Gather up all lines that carry the word "유해화학물질".

▼

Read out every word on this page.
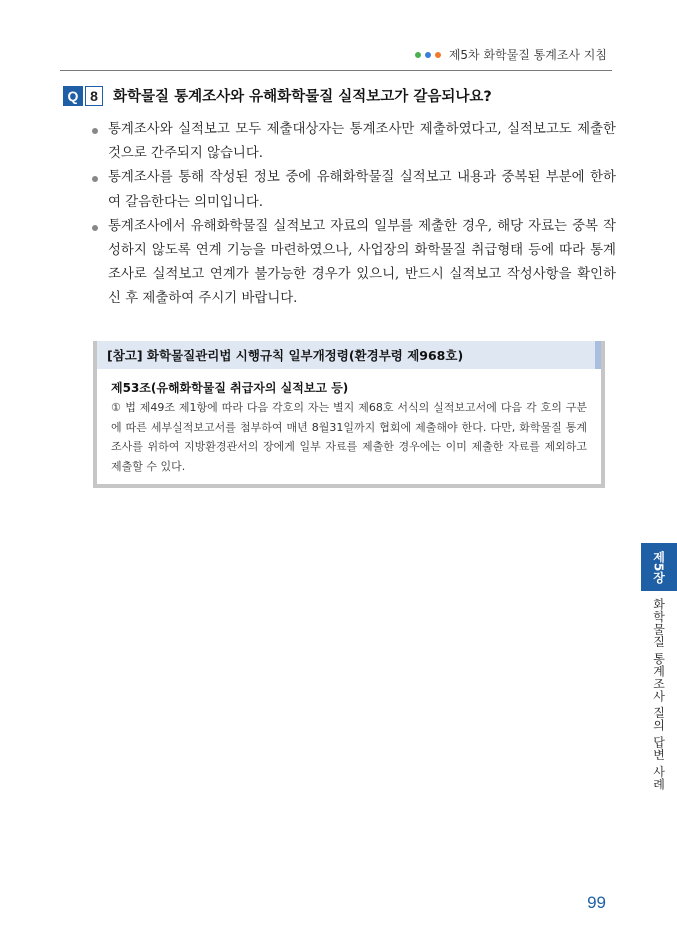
제5차 화학물질 통계조사 지침
Q 8	화학물질 통계조사와 유해화학물질 실적보고가 갈음되나요?
통계조사와 실적보고 모두 제출대상자는 통계조사만 제출하였다고, 실적보고도 제출한 것으로 간주되지 않습니다.
통계조사를 통해 작성된 정보 중에 유해화학물질 실적보고 내용과 중복된 부분에 한하여 갈음한다는 의미입니다.
통계조사에서 유해화학물질 실적보고 자료의 일부를 제출한 경우, 해당 자료는 중복 작성하지 않도록 연계 기능을 마련하였으나, 사업장의 화학물질 취급형태 등에 따라 통계조사로 실적보고 연계가 불가능한 경우가 있으니, 반드시 실적보고 작성사항을 확인하신 후 제출하여 주시기 바랍니다.
[참고] 화학물질관리법 시행규칙 일부개정령(환경부령 제968호)
제53조(유해화학물질 취급자의 실적보고 등)
① 법 제49조 제1항에 따라 다음 각호의 자는 별지 제68호 서식의 실적보고서에 다음 각 호의 구분에 따른 세부실적보고서를 첨부하여 매년 8월31일까지 협회에 제출해야 한다. 다만, 화학물질 통계조사를 위하여 지방환경관서의 장에게 일부 자료를 제출한 경우에는 이미 제출한 자료를 제외하고 제출할 수 있다.
제5장
화학물질 통계조사 질의 답변 사례
99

▲

ANSWER FOR THIS EXERCISE:
Q 8	화학물질 통계조사와 유해화학물질 실적보고가 갈음되나요?
통계조사를 통해 작성된 정보 중에 유해화학물질 실적보고 내용과 중복된 부분에 한하여 갈음한다는 의미입니다.
통계조사에서 유해화학물질 실적보고 자료의 일부를 제출한 경우, 해당 자료는 중복 작성하지 않도록 연계 기능을 마련하였으나, 사업장의 화학물질 취급형태 등에 따라 통계조사로 실적보고 연계가 불가능한 경우가 있으니, 반드시 실적보고 작성사항을 확인하신 후 제출하여 주시기 바랍니다.
제53조(유해화학물질 취급자의 실적보고 등)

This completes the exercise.